§ **DIRECTION**: Leave out any pictures and transcribe all other data below exactly.
#### INPUT MATERIAL
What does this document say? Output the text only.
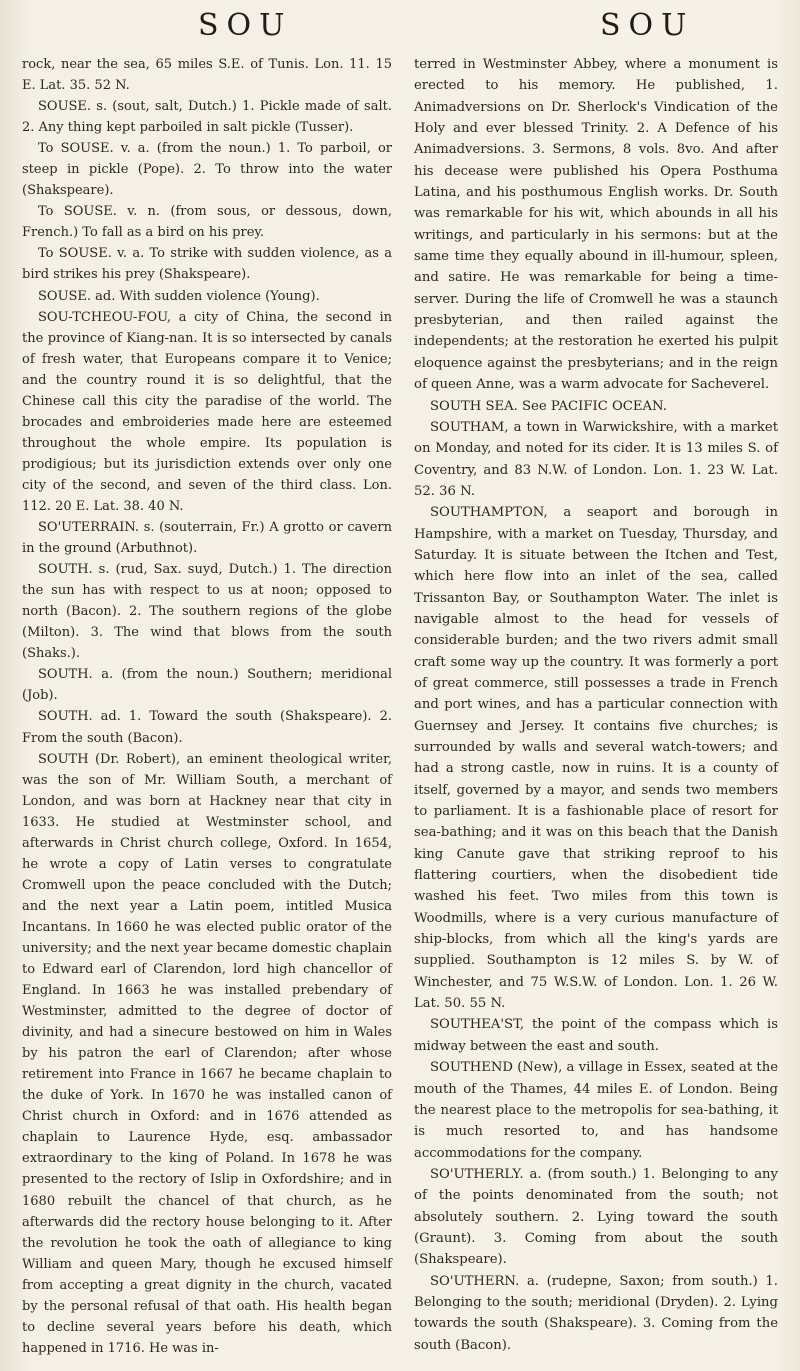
SOU	SOU

rock, near the sea, 65 miles S.E. of Tunis. Lon. 11. 15 E. Lat. 35. 52 N.

SOUSE. s. (sout, salt, Dutch.) 1. Pickle made of salt. 2. Any thing kept parboiled in salt pickle (Tusser).

To SOUSE. v. a. (from the noun.) 1. To parboil, or steep in pickle (Pope). 2. To throw into the water (Shakspeare).

To SOUSE. v. n. (from sous, or dessous, down, French.) To fall as a bird on his prey.

To SOUSE. v. a. To strike with sudden violence, as a bird strikes his prey (Shakspeare).

SOUSE. ad. With sudden violence (Young).

SOU-TCHEOU-FOU, a city of China, the second in the province of Kiang-nan. It is so intersected by canals of fresh water, that Europeans compare it to Venice; and the country round it is so delightful, that the Chinese call this city the paradise of the world. The brocades and embroideries made here are esteemed throughout the whole empire. Its population is prodigious; but its jurisdiction extends over only one city of the second, and seven of the third class. Lon. 112. 20 E. Lat. 38. 40 N.

SO'UTERRAIN. s. (souterrain, Fr.) A grotto or cavern in the ground (Arbuthnot).

SOUTH. s. (rud, Sax. suyd, Dutch.) 1. The direction the sun has with respect to us at noon; opposed to north (Bacon). 2. The southern regions of the globe (Milton). 3. The wind that blows from the south (Shaks.).

SOUTH. a. (from the noun.) Southern; meridional (Job).

SOUTH. ad. 1. Toward the south (Shakspeare). 2. From the south (Bacon).

SOUTH (Dr. Robert), an eminent theological writer, was the son of Mr. William South, a merchant of London, and was born at Hackney near that city in 1633. He studied at Westminster school, and afterwards in Christ church college, Oxford. In 1654, he wrote a copy of Latin verses to congratulate Cromwell upon the peace concluded with the Dutch; and the next year a Latin poem, intitled Musica Incantans. In 1660 he was elected public orator of the university; and the next year became domestic chaplain to Edward earl of Clarendon, lord high chancellor of England. In 1663 he was installed prebendary of Westminster, admitted to the degree of doctor of divinity, and had a sinecure bestowed on him in Wales by his patron the earl of Clarendon; after whose retirement into France in 1667 he became chaplain to the duke of York. In 1670 he was installed canon of Christ church in Oxford: and in 1676 attended as chaplain to Laurence Hyde, esq. ambassador extraordinary to the king of Poland. In 1678 he was presented to the rectory of Islip in Oxfordshire; and in 1680 rebuilt the chancel of that church, as he afterwards did the rectory house belonging to it. After the revolution he took the oath of allegiance to king William and queen Mary, though he excused himself from accepting a great dignity in the church, vacated by the personal refusal of that oath. His health began to decline several years before his death, which happened in 1716. He was in-

terred in Westminster Abbey, where a monument is erected to his memory. He published, 1. Animadversions on Dr. Sherlock's Vindication of the Holy and ever blessed Trinity. 2. A Defence of his Animadversions. 3. Sermons, 8 vols. 8vo. And after his decease were published his Opera Posthuma Latina, and his posthumous English works. Dr. South was remarkable for his wit, which abounds in all his writings, and particularly in his sermons: but at the same time they equally abound in ill-humour, spleen, and satire. He was remarkable for being a time-server. During the life of Cromwell he was a staunch presbyterian, and then railed against the independents; at the restoration he exerted his pulpit eloquence against the presbyterians; and in the reign of queen Anne, was a warm advocate for Sacheverel.

SOUTH SEA. See PACIFIC OCEAN.

SOUTHAM, a town in Warwickshire, with a market on Monday, and noted for its cider. It is 13 miles S. of Coventry, and 83 N.W. of London. Lon. 1. 23 W. Lat. 52. 36 N.

SOUTHAMPTON, a seaport and borough in Hampshire, with a market on Tuesday, Thursday, and Saturday. It is situate between the Itchen and Test, which here flow into an inlet of the sea, called Trissanton Bay, or Southampton Water. The inlet is navigable almost to the head for vessels of considerable burden; and the two rivers admit small craft some way up the country. It was formerly a port of great commerce, still possesses a trade in French and port wines, and has a particular connection with Guernsey and Jersey. It contains five churches; is surrounded by walls and several watch-towers; and had a strong castle, now in ruins. It is a county of itself, governed by a mayor, and sends two members to parliament. It is a fashionable place of resort for sea-bathing; and it was on this beach that the Danish king Canute gave that striking reproof to his flattering courtiers, when the disobedient tide washed his feet. Two miles from this town is Woodmills, where is a very curious manufacture of ship-blocks, from which all the king's yards are supplied. Southampton is 12 miles S. by W. of Winchester, and 75 W.S.W. of London. Lon. 1. 26 W. Lat. 50. 55 N.

SOUTHEA'ST, the point of the compass which is midway between the east and south.

SOUTHEND (New), a village in Essex, seated at the mouth of the Thames, 44 miles E. of London. Being the nearest place to the metropolis for sea-bathing, it is much resorted to, and has handsome accommodations for the company.

SO'UTHERLY. a. (from south.) 1. Belonging to any of the points denominated from the south; not absolutely southern. 2. Lying toward the south (Graunt). 3. Coming from about the south (Shakspeare).

SO'UTHERN. a. (rudepne, Saxon; from south.) 1. Belonging to the south; meridional (Dryden). 2. Lying towards the south (Shakspeare). 3. Coming from the south (Bacon).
########
§ **RESULT FOR THIS TASK**:
What does this document say? Output the text only.
SOU	SOU

rock, near the sea, 65 miles S.E. of Tunis. Lon. 11. 15 E. Lat. 35. 52 N.

SOUSE. s. (sout, salt, Dutch.) 1. Pickle made of salt. 2. Any thing kept parboiled in salt pickle (Tusser).

To SOUSE. v. a. (from the noun.) 1. To parboil, or steep in pickle (Pope). 2. To throw into the water (Shakspeare).

To SOUSE. v. n. (from sous, or dessous, down, French.) To fall as a bird on his prey.

To SOUSE. v. a. To strike with sudden violence, as a bird strikes his prey (Shakspeare).

SOUSE. ad. With sudden violence (Young).

SOU-TCHEOU-FOU, a city of China, the second in the province of Kiang-nan. It is so intersected by canals of fresh water, that Europeans compare it to Venice; and the country round it is so delightful, that the Chinese call this city the paradise of the world. The brocades and embroideries made here are esteemed throughout the whole empire. Its population is prodigious; but its jurisdiction extends over only one city of the second, and seven of the third class. Lon. 112. 20 E. Lat. 38. 40 N.

SO'UTERRAIN. s. (souterrain, Fr.) A grotto or cavern in the ground (Arbuthnot).

SOUTH. s. (rud, Sax. suyd, Dutch.) 1. The direction the sun has with respect to us at noon; opposed to north (Bacon). 2. The southern regions of the globe (Milton). 3. The wind that blows from the south (Shaks.).

SOUTH. a. (from the noun.) Southern; meridional (Job).

SOUTH. ad. 1. Toward the south (Shakspeare). 2. From the south (Bacon).

SOUTH (Dr. Robert), an eminent theological writer, was the son of Mr. William South, a merchant of London, and was born at Hackney near that city in 1633. He studied at Westminster school, and afterwards in Christ church college, Oxford. In 1654, he wrote a copy of Latin verses to congratulate Cromwell upon the peace concluded with the Dutch; and the next year a Latin poem, intitled Musica Incantans. In 1660 he was elected public orator of the university; and the next year became domestic chaplain to Edward earl of Clarendon, lord high chancellor of England. In 1663 he was installed prebendary of Westminster, admitted to the degree of doctor of divinity, and had a sinecure bestowed on him in Wales by his patron the earl of Clarendon; after whose retirement into France in 1667 he became chaplain to the duke of York. In 1670 he was installed canon of Christ church in Oxford: and in 1676 attended as chaplain to Laurence Hyde, esq. ambassador extraordinary to the king of Poland. In 1678 he was presented to the rectory of Islip in Oxfordshire; and in 1680 rebuilt the chancel of that church, as he afterwards did the rectory house belonging to it. After the revolution he took the oath of allegiance to king William and queen Mary, though he excused himself from accepting a great dignity in the church, vacated by the personal refusal of that oath. His health began to decline several years before his death, which happened in 1716. He was in-

terred in Westminster Abbey, where a monument is erected to his memory. He published, 1. Animadversions on Dr. Sherlock's Vindication of the Holy and ever blessed Trinity. 2. A Defence of his Animadversions. 3. Sermons, 8 vols. 8vo. And after his decease were published his Opera Posthuma Latina, and his posthumous English works. Dr. South was remarkable for his wit, which abounds in all his writings, and particularly in his sermons: but at the same time they equally abound in ill-humour, spleen, and satire. He was remarkable for being a time-server. During the life of Cromwell he was a staunch presbyterian, and then railed against the independents; at the restoration he exerted his pulpit eloquence against the presbyterians; and in the reign of queen Anne, was a warm advocate for Sacheverel.

SOUTH SEA. See PACIFIC OCEAN.

SOUTHAM, a town in Warwickshire, with a market on Monday, and noted for its cider. It is 13 miles S. of Coventry, and 83 N.W. of London. Lon. 1. 23 W. Lat. 52. 36 N.

SOUTHAMPTON, a seaport and borough in Hampshire, with a market on Tuesday, Thursday, and Saturday. It is situate between the Itchen and Test, which here flow into an inlet of the sea, called Trissanton Bay, or Southampton Water. The inlet is navigable almost to the head for vessels of considerable burden; and the two rivers admit small craft some way up the country. It was formerly a port of great commerce, still possesses a trade in French and port wines, and has a particular connection with Guernsey and Jersey. It contains five churches; is surrounded by walls and several watch-towers; and had a strong castle, now in ruins. It is a county of itself, governed by a mayor, and sends two members to parliament. It is a fashionable place of resort for sea-bathing; and it was on this beach that the Danish king Canute gave that striking reproof to his flattering courtiers, when the disobedient tide washed his feet. Two miles from this town is Woodmills, where is a very curious manufacture of ship-blocks, from which all the king's yards are supplied. Southampton is 12 miles S. by W. of Winchester, and 75 W.S.W. of London. Lon. 1. 26 W. Lat. 50. 55 N.

SOUTHEA'ST, the point of the compass which is midway between the east and south.

SOUTHEND (New), a village in Essex, seated at the mouth of the Thames, 44 miles E. of London. Being the nearest place to the metropolis for sea-bathing, it is much resorted to, and has handsome accommodations for the company.

SO'UTHERLY. a. (from south.) 1. Belonging to any of the points denominated from the south; not absolutely southern. 2. Lying toward the south (Graunt). 3. Coming from about the south (Shakspeare).

SO'UTHERN. a. (rudepne, Saxon; from south.) 1. Belonging to the south; meridional (Dryden). 2. Lying towards the south (Shakspeare). 3. Coming from the south (Bacon).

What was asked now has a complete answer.